**Brief**
What you return should match every entry, character for character.

**Data extract**
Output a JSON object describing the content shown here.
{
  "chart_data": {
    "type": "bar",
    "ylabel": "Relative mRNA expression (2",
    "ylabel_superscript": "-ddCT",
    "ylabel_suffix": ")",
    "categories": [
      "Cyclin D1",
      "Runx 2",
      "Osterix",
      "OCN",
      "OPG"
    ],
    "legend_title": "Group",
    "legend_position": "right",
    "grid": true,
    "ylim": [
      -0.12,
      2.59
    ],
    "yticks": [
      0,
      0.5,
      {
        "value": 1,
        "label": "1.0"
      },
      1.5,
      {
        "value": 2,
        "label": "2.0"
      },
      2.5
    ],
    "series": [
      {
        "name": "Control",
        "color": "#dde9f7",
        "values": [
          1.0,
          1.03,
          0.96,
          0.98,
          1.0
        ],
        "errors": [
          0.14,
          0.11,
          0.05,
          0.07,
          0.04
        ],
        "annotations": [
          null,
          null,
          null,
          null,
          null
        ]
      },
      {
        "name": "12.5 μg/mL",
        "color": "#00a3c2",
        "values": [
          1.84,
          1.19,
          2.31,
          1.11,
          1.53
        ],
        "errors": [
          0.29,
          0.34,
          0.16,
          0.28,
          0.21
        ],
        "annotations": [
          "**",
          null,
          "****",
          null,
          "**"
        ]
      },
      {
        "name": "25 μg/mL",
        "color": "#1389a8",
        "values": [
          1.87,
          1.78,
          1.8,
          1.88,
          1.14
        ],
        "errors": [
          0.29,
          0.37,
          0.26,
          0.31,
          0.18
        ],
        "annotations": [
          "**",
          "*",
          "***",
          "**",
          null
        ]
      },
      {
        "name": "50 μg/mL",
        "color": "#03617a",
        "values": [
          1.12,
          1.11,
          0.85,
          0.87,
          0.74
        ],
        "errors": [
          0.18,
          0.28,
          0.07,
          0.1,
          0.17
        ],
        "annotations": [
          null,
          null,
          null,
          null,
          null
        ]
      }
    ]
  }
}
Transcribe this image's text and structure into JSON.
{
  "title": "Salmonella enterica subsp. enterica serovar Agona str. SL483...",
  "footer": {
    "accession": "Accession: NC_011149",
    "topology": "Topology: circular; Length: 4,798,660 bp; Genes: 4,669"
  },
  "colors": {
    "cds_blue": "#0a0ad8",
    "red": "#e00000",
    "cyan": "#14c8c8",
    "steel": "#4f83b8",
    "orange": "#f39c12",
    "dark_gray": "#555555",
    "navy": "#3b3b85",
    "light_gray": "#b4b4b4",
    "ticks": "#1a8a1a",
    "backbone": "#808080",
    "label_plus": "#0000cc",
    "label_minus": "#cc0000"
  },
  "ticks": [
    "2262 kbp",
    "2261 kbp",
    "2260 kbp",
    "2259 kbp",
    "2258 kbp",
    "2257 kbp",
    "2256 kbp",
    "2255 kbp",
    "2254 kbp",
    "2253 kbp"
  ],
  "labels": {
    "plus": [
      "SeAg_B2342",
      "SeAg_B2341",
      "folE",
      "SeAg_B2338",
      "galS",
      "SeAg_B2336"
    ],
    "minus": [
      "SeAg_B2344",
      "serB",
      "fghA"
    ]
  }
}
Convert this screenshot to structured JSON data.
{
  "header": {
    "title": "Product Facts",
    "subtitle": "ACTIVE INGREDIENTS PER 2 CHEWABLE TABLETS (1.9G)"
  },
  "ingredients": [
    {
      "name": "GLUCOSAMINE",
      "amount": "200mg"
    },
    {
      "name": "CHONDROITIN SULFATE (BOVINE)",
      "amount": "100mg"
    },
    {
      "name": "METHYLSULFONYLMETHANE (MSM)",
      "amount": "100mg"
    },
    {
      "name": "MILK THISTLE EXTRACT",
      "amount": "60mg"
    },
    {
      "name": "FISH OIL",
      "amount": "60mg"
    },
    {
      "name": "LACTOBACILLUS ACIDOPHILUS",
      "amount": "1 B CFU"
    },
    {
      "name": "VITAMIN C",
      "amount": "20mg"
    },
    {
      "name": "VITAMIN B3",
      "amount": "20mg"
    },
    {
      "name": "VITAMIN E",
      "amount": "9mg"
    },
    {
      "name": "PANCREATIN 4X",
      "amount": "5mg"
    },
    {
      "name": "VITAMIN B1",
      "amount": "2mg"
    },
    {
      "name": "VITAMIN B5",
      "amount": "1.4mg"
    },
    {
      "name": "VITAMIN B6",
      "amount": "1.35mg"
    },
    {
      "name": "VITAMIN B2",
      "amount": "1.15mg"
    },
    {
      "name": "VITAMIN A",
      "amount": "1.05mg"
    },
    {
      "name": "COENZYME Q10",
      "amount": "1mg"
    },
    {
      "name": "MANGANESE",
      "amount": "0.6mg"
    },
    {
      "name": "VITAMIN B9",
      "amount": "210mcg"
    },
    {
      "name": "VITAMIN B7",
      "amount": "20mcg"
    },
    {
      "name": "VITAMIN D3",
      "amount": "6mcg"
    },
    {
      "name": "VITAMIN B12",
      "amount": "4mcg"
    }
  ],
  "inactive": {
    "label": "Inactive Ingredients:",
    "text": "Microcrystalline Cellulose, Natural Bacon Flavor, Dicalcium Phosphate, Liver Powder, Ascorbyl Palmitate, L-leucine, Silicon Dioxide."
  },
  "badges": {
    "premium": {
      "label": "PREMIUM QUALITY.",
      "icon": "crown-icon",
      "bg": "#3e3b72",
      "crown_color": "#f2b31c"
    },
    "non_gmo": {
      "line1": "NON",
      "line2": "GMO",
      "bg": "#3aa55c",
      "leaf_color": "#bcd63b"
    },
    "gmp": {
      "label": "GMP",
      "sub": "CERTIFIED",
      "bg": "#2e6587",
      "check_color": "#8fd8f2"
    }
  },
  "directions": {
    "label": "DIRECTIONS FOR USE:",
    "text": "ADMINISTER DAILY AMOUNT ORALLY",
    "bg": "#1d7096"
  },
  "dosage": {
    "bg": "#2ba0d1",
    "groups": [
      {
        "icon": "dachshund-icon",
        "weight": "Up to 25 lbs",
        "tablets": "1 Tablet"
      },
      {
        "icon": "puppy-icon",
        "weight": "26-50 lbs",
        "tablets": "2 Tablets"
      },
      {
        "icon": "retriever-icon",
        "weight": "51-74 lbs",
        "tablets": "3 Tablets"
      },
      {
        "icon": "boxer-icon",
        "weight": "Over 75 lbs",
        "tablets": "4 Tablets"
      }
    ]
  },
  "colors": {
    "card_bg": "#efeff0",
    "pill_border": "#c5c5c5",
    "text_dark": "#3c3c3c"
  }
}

**Response to this exercise**
Output a JSON object describing the content shown here.
{
  "chart_data": {
    "type": "bar",
    "ylabel": "Relative mRNA expression (2",
    "ylabel_superscript": "-ddCT",
    "ylabel_suffix": ")",
    "categories": [
      "Cyclin D1",
      "Runx 2",
      "Osterix",
      "OCN",
      "OPG"
    ],
    "legend_title": "Group",
    "legend_position": "right",
    "grid": true,
    "ylim": [
      -0.12,
      2.59
    ],
    "yticks": [
      0,
      0.5,
      {
        "value": 1,
        "label": "1.0"
      },
      1.5,
      {
        "value": 2,
        "label": "2.0"
      },
      2.5
    ],
    "series": [
      {
        "name": "Control",
        "color": "#dde9f7",
        "values": [
          1.0,
          1.03,
          0.96,
          0.98,
          1.0
        ],
        "errors": [
          0.14,
          0.11,
          0.05,
          0.07,
          0.04
        ],
        "annotations": [
          null,
          null,
          null,
          null,
          null
        ]
      },
      {
        "name": "12.5 μg/mL",
        "color": "#00a3c2",
        "values": [
          1.84,
          1.19,
          2.31,
          1.11,
          1.53
        ],
        "errors": [
          0.29,
          0.34,
          0.16,
          0.28,
          0.21
        ],
        "annotations": [
          "**",
          null,
          "****",
          null,
          "**"
        ]
      },
      {
        "name": "25 μg/mL",
        "color": "#1389a8",
        "values": [
          1.87,
          1.78,
          1.8,
          1.88,
          1.14
        ],
        "errors": [
          0.29,
          0.37,
          0.26,
          0.31,
          0.18
        ],
        "annotations": [
          "**",
          "*",
          "***",
          "**",
          null
        ]
      },
      {
        "name": "50 μg/mL",
        "color": "#03617a",
        "values": [
          1.12,
          1.11,
          0.85,
          0.87,
          0.74
        ],
        "errors": [
          0.18,
          0.28,
          0.07,
          0.1,
          0.17
        ],
        "annotations": [
          null,
          null,
          null,
          null,
          null
        ]
      }
    ]
  }
}
Transcribe this image's text and structure into JSON.
{
  "title": "Salmonella enterica subsp. enterica serovar Agona str. SL483...",
  "footer": {
    "accession": "Accession: NC_011149",
    "topology": "Topology: circular; Length: 4,798,660 bp; Genes: 4,669"
  },
  "colors": {
    "cds_blue": "#0a0ad8",
    "red": "#e00000",
    "cyan": "#14c8c8",
    "steel": "#4f83b8",
    "orange": "#f39c12",
    "dark_gray": "#555555",
    "navy": "#3b3b85",
    "light_gray": "#b4b4b4",
    "ticks": "#1a8a1a",
    "backbone": "#808080",
    "label_plus": "#0000cc",
    "label_minus": "#cc0000"
  },
  "ticks": [
    "2262 kbp",
    "2261 kbp",
    "2260 kbp",
    "2259 kbp",
    "2258 kbp",
    "2257 kbp",
    "2256 kbp",
    "2255 kbp",
    "2254 kbp",
    "2253 kbp"
  ],
  "labels": {
    "plus": [
      "SeAg_B2342",
      "SeAg_B2341",
      "folE",
      "SeAg_B2338",
      "galS",
      "SeAg_B2336"
    ],
    "minus": [
      "SeAg_B2344",
      "serB",
      "fghA"
    ]
  }
}
Convert this screenshot to structured JSON data.
{
  "header": {
    "title": "Product Facts",
    "subtitle": "ACTIVE INGREDIENTS PER 2 CHEWABLE TABLETS (1.9G)"
  },
  "ingredients": [
    {
      "name": "GLUCOSAMINE",
      "amount": "200mg"
    },
    {
      "name": "CHONDROITIN SULFATE (BOVINE)",
      "amount": "100mg"
    },
    {
      "name": "METHYLSULFONYLMETHANE (MSM)",
      "amount": "100mg"
    },
    {
      "name": "MILK THISTLE EXTRACT",
      "amount": "60mg"
    },
    {
      "name": "FISH OIL",
      "amount": "60mg"
    },
    {
      "name": "LACTOBACILLUS ACIDOPHILUS",
      "amount": "1 B CFU"
    },
    {
      "name": "VITAMIN C",
      "amount": "20mg"
    },
    {
      "name": "VITAMIN B3",
      "amount": "20mg"
    },
    {
      "name": "VITAMIN E",
      "amount": "9mg"
    },
    {
      "name": "PANCREATIN 4X",
      "amount": "5mg"
    },
    {
      "name": "VITAMIN B1",
      "amount": "2mg"
    },
    {
      "name": "VITAMIN B5",
      "amount": "1.4mg"
    },
    {
      "name": "VITAMIN B6",
      "amount": "1.35mg"
    },
    {
      "name": "VITAMIN B2",
      "amount": "1.15mg"
    },
    {
      "name": "VITAMIN A",
      "amount": "1.05mg"
    },
    {
      "name": "COENZYME Q10",
      "amount": "1mg"
    },
    {
      "name": "MANGANESE",
      "amount": "0.6mg"
    },
    {
      "name": "VITAMIN B9",
      "amount": "210mcg"
    },
    {
      "name": "VITAMIN B7",
      "amount": "20mcg"
    },
    {
      "name": "VITAMIN D3",
      "amount": "6mcg"
    },
    {
      "name": "VITAMIN B12",
      "amount": "4mcg"
    }
  ],
  "inactive": {
    "label": "Inactive Ingredients:",
    "text": "Microcrystalline Cellulose, Natural Bacon Flavor, Dicalcium Phosphate, Liver Powder, Ascorbyl Palmitate, L-leucine, Silicon Dioxide."
  },
  "badges": {
    "premium": {
      "label": "PREMIUM QUALITY.",
      "icon": "crown-icon",
      "bg": "#3e3b72",
      "crown_color": "#f2b31c"
    },
    "non_gmo": {
      "line1": "NON",
      "line2": "GMO",
      "bg": "#3aa55c",
      "leaf_color": "#bcd63b"
    },
    "gmp": {
      "label": "GMP",
      "sub": "CERTIFIED",
      "bg": "#2e6587",
      "check_color": "#8fd8f2"
    }
  },
  "directions": {
    "label": "DIRECTIONS FOR USE:",
    "text": "ADMINISTER DAILY AMOUNT ORALLY",
    "bg": "#1d7096"
  },
  "dosage": {
    "bg": "#2ba0d1",
    "groups": [
      {
        "icon": "dachshund-icon",
        "weight": "Up to 25 lbs",
        "tablets": "1 Tablet"
      },
      {
        "icon": "puppy-icon",
        "weight": "26-50 lbs",
        "tablets": "2 Tablets"
      },
      {
        "icon": "retriever-icon",
        "weight": "51-74 lbs",
        "tablets": "3 Tablets"
      },
      {
        "icon": "boxer-icon",
        "weight": "Over 75 lbs",
        "tablets": "4 Tablets"
      }
    ]
  },
  "colors": {
    "card_bg": "#efeff0",
    "pill_border": "#c5c5c5",
    "text_dark": "#3c3c3c"
  }
}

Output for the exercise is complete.